Aim of the exercise:
Exclude the pictures, then repeat the remaining data exactly.

Extracted data:
■ ■ ■ ■ ■

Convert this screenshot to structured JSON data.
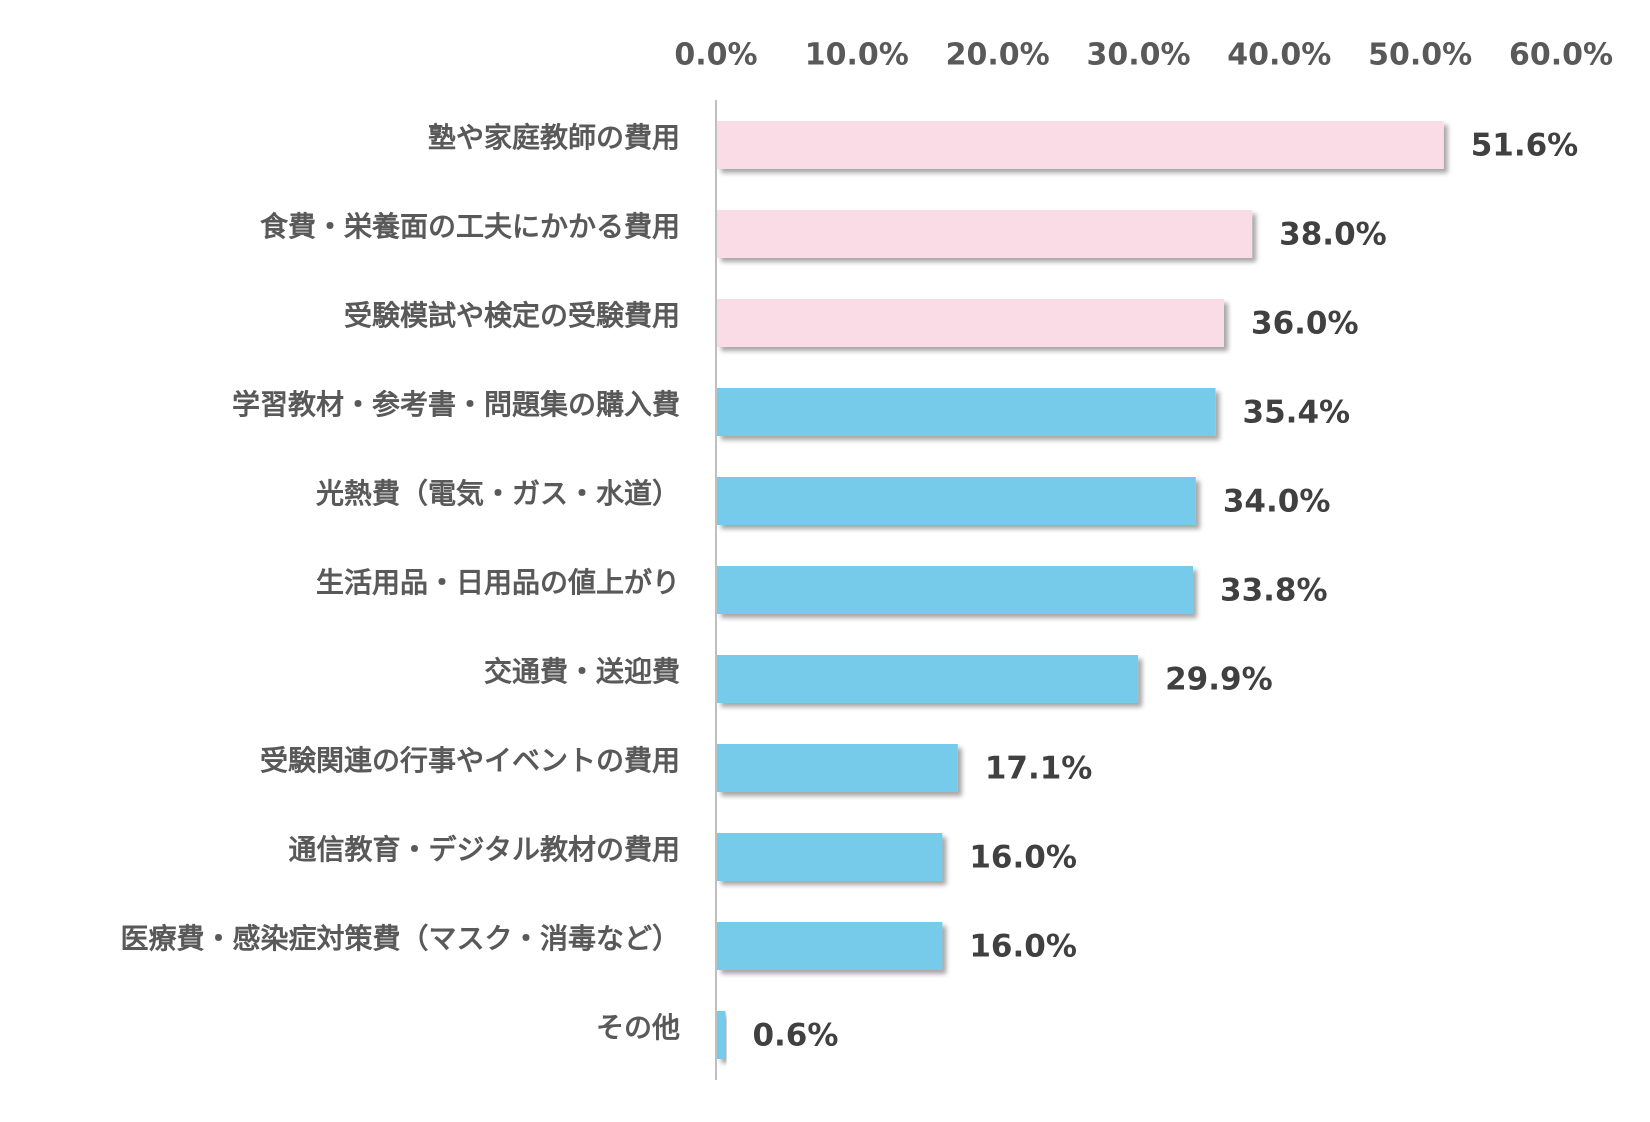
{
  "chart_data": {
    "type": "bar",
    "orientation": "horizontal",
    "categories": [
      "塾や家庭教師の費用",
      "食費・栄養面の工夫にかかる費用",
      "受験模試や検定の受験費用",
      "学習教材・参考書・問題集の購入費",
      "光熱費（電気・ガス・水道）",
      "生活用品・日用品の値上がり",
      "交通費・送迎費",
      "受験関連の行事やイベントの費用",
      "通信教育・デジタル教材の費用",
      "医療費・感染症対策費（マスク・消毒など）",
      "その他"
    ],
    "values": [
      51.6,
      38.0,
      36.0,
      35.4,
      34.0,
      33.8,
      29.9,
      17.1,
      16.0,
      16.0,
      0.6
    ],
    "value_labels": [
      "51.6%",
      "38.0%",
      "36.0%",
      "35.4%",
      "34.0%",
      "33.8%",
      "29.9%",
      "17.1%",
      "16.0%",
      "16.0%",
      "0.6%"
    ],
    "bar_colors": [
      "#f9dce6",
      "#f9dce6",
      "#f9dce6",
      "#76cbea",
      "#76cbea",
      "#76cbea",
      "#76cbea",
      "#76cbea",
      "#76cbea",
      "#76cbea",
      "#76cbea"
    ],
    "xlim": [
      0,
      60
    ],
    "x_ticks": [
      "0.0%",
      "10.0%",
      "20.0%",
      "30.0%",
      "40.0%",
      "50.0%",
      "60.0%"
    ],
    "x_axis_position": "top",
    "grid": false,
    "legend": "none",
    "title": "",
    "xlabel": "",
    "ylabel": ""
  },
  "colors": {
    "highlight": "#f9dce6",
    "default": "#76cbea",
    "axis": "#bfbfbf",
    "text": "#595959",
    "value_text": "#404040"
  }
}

■ ■ ■ ■ ■

Answer below:
Convert this screenshot to structured JSON data.
{
  "chart_data": {
    "type": "bar",
    "orientation": "horizontal",
    "categories": [
      "塾や家庭教師の費用",
      "食費・栄養面の工夫にかかる費用",
      "受験模試や検定の受験費用",
      "学習教材・参考書・問題集の購入費",
      "光熱費（電気・ガス・水道）",
      "生活用品・日用品の値上がり",
      "交通費・送迎費",
      "受験関連の行事やイベントの費用",
      "通信教育・デジタル教材の費用",
      "医療費・感染症対策費（マスク・消毒など）",
      "その他"
    ],
    "values": [
      51.6,
      38.0,
      36.0,
      35.4,
      34.0,
      33.8,
      29.9,
      17.1,
      16.0,
      16.0,
      0.6
    ],
    "value_labels": [
      "51.6%",
      "38.0%",
      "36.0%",
      "35.4%",
      "34.0%",
      "33.8%",
      "29.9%",
      "17.1%",
      "16.0%",
      "16.0%",
      "0.6%"
    ],
    "bar_colors": [
      "#f9dce6",
      "#f9dce6",
      "#f9dce6",
      "#76cbea",
      "#76cbea",
      "#76cbea",
      "#76cbea",
      "#76cbea",
      "#76cbea",
      "#76cbea",
      "#76cbea"
    ],
    "xlim": [
      0,
      60
    ],
    "x_ticks": [
      "0.0%",
      "10.0%",
      "20.0%",
      "30.0%",
      "40.0%",
      "50.0%",
      "60.0%"
    ],
    "x_axis_position": "top",
    "grid": false,
    "legend": "none",
    "title": "",
    "xlabel": "",
    "ylabel": ""
  },
  "colors": {
    "highlight": "#f9dce6",
    "default": "#76cbea",
    "axis": "#bfbfbf",
    "text": "#595959",
    "value_text": "#404040"
  }
}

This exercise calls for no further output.